(STATED TASK):
Copy every line of the records below that holds the word "marker".

(TASK MATERIAL):
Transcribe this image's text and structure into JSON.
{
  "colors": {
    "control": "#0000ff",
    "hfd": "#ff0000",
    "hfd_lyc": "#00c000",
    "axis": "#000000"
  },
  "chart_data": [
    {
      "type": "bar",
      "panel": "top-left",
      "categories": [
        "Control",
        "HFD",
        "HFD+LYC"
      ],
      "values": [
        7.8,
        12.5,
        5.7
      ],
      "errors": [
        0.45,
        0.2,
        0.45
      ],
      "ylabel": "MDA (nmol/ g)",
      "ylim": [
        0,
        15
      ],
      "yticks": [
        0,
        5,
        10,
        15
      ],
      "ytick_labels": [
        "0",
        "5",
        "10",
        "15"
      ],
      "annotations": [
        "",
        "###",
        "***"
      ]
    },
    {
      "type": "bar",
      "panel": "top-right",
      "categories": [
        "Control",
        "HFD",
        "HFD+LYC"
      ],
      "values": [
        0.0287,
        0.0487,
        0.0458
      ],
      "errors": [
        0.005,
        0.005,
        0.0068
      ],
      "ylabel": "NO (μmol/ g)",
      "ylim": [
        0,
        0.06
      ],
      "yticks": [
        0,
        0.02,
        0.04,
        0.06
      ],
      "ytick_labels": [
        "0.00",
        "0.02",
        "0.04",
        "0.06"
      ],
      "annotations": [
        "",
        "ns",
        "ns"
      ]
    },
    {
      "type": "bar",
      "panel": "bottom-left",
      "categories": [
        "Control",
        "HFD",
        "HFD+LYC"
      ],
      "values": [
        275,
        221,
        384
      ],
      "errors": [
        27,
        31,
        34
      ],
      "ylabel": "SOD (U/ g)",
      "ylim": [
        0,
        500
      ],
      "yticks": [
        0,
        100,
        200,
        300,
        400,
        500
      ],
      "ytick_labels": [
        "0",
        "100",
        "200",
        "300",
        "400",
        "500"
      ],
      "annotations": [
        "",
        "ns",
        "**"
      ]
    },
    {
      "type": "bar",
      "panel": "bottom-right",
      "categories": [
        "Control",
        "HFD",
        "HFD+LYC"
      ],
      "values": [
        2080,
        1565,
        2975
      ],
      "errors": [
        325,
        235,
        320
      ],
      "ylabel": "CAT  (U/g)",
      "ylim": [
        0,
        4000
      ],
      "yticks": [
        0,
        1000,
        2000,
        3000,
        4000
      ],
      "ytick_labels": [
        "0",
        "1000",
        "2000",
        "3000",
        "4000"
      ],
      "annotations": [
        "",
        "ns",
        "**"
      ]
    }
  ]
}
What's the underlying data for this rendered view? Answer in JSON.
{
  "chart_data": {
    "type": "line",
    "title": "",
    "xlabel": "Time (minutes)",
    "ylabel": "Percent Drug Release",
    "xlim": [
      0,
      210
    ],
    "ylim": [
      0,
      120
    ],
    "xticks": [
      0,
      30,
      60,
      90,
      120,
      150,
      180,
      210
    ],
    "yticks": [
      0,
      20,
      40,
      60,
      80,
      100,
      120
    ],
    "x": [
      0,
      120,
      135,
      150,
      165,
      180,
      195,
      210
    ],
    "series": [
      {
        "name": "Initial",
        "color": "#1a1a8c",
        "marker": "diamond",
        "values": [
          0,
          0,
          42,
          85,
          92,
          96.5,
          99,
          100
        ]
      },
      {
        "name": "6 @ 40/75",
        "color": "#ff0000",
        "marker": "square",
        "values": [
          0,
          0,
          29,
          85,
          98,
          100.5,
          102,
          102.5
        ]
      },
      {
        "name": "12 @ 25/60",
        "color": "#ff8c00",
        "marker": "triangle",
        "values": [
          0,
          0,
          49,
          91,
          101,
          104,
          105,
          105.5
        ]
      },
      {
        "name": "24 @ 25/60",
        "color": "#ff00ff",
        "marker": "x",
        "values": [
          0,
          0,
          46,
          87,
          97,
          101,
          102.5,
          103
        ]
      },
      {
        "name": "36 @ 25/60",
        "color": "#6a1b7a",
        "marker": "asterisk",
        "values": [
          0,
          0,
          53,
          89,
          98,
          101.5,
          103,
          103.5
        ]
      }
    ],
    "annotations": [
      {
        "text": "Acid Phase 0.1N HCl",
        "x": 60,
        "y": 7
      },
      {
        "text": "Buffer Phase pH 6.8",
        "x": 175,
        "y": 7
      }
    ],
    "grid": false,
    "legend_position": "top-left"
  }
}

(RESPONSE BELOW):
        "marker": "diamond",
        "marker": "square",
        "marker": "triangle",
        "marker": "x",
        "marker": "asterisk",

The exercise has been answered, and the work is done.